(WHAT IS REQUIRED) Using the material below, copy every line where "image" appears.

(TASK INPUT)
** Begin **

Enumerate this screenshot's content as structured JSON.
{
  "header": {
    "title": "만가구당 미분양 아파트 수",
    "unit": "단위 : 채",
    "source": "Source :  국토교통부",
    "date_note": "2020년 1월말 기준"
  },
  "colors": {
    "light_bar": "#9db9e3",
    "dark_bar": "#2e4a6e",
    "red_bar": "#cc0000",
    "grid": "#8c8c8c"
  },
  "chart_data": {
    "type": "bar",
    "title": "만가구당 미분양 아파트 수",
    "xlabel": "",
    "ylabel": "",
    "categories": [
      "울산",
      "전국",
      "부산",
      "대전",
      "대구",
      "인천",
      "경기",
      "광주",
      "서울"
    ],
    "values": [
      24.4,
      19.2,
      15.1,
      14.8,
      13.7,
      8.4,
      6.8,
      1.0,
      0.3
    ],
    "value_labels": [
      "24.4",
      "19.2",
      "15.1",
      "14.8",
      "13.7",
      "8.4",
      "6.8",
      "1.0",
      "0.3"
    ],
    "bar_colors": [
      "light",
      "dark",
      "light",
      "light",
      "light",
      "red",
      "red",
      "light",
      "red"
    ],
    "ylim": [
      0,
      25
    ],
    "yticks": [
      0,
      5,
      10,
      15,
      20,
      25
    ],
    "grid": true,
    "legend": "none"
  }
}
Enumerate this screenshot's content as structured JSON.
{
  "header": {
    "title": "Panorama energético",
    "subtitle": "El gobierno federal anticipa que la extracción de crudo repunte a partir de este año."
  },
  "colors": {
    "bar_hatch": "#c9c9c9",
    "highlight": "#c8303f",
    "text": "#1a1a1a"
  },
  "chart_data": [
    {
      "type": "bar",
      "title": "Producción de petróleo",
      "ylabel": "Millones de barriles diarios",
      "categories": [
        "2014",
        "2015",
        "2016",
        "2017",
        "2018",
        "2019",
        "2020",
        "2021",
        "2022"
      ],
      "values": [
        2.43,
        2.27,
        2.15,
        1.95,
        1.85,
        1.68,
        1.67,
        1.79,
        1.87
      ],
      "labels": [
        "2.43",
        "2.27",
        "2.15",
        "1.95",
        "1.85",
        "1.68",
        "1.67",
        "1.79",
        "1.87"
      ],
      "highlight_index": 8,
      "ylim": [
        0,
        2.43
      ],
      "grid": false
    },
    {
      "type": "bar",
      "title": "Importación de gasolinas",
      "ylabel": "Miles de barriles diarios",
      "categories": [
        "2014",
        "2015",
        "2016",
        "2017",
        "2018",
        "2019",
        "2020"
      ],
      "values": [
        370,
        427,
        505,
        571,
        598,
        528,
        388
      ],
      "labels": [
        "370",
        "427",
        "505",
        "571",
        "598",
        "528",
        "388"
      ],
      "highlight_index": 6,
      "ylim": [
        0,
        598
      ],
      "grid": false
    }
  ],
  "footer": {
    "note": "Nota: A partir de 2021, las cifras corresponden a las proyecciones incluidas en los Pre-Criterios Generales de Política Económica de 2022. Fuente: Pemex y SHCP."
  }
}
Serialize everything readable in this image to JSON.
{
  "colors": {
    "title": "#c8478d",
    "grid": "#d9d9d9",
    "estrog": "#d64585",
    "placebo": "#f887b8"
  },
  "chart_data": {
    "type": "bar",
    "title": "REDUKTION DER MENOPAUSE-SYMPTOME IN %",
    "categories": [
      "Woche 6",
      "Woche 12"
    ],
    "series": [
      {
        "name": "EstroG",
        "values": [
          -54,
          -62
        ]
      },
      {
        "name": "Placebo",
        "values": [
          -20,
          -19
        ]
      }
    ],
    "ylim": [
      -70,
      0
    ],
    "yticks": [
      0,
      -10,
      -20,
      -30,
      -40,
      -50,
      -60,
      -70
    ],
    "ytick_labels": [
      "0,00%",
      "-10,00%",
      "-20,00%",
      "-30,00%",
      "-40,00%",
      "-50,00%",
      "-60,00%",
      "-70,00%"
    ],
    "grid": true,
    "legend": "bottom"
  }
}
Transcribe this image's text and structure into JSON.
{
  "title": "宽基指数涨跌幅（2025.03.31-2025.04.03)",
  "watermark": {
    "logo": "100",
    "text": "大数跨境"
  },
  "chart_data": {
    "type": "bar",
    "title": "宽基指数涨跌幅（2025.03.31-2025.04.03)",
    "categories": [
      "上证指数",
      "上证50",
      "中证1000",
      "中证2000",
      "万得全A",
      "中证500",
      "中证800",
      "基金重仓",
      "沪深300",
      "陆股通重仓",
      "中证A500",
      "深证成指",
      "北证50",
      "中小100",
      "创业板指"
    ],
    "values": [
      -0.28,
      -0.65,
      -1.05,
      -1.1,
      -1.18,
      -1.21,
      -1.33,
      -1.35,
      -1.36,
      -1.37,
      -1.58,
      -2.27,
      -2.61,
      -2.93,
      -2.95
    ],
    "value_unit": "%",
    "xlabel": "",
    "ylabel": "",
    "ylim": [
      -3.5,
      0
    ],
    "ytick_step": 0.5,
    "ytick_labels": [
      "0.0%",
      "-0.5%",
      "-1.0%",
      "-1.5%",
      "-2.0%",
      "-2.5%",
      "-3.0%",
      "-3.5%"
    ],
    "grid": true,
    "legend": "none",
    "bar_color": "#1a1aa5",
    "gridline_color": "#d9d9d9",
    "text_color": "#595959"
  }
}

** End **

(ANSWER TO THIS PROBLEM)
Serialize everything readable in this image to JSON.
Transcribe this image's text and structure into JSON.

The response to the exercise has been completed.